* SET PROBLEM *
Restate the whole listing exactly.

=-=-=

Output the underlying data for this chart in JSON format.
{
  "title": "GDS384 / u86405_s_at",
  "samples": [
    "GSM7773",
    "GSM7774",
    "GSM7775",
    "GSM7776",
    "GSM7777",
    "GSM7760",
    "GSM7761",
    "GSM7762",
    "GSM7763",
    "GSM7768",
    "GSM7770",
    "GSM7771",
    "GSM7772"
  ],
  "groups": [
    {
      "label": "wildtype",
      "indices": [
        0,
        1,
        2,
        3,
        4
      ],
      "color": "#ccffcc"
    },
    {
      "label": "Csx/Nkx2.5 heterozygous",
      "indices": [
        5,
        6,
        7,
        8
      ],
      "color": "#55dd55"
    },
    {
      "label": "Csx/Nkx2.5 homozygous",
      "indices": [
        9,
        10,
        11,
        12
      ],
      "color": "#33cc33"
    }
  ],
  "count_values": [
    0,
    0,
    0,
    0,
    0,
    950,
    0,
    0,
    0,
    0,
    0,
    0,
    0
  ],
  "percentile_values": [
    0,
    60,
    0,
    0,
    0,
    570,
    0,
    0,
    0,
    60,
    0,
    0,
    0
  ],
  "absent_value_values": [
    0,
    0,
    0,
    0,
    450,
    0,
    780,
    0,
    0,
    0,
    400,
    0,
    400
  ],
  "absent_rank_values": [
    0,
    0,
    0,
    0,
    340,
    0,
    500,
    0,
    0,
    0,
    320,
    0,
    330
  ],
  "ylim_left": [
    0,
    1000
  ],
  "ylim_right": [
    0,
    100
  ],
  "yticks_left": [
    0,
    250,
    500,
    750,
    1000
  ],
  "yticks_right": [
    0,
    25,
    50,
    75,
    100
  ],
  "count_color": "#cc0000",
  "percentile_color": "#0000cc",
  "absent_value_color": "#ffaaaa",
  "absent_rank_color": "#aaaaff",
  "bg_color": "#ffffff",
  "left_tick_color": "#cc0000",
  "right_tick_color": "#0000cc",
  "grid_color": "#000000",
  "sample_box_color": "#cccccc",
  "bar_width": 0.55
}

=-=-=

* TASK RESULT *
Output the underlying data for this chart in JSON format.
{
  "title": "GDS384 / u86405_s_at",
  "samples": [
    "GSM7773",
    "GSM7774",
    "GSM7775",
    "GSM7776",
    "GSM7777",
    "GSM7760",
    "GSM7761",
    "GSM7762",
    "GSM7763",
    "GSM7768",
    "GSM7770",
    "GSM7771",
    "GSM7772"
  ],
  "groups": [
    {
      "label": "wildtype",
      "indices": [
        0,
        1,
        2,
        3,
        4
      ],
      "color": "#ccffcc"
    },
    {
      "label": "Csx/Nkx2.5 heterozygous",
      "indices": [
        5,
        6,
        7,
        8
      ],
      "color": "#55dd55"
    },
    {
      "label": "Csx/Nkx2.5 homozygous",
      "indices": [
        9,
        10,
        11,
        12
      ],
      "color": "#33cc33"
    }
  ],
  "count_values": [
    0,
    0,
    0,
    0,
    0,
    950,
    0,
    0,
    0,
    0,
    0,
    0,
    0
  ],
  "percentile_values": [
    0,
    60,
    0,
    0,
    0,
    570,
    0,
    0,
    0,
    60,
    0,
    0,
    0
  ],
  "absent_value_values": [
    0,
    0,
    0,
    0,
    450,
    0,
    780,
    0,
    0,
    0,
    400,
    0,
    400
  ],
  "absent_rank_values": [
    0,
    0,
    0,
    0,
    340,
    0,
    500,
    0,
    0,
    0,
    320,
    0,
    330
  ],
  "ylim_left": [
    0,
    1000
  ],
  "ylim_right": [
    0,
    100
  ],
  "yticks_left": [
    0,
    250,
    500,
    750,
    1000
  ],
  "yticks_right": [
    0,
    25,
    50,
    75,
    100
  ],
  "count_color": "#cc0000",
  "percentile_color": "#0000cc",
  "absent_value_color": "#ffaaaa",
  "absent_rank_color": "#aaaaff",
  "bg_color": "#ffffff",
  "left_tick_color": "#cc0000",
  "right_tick_color": "#0000cc",
  "grid_color": "#000000",
  "sample_box_color": "#cccccc",
  "bar_width": 0.55
}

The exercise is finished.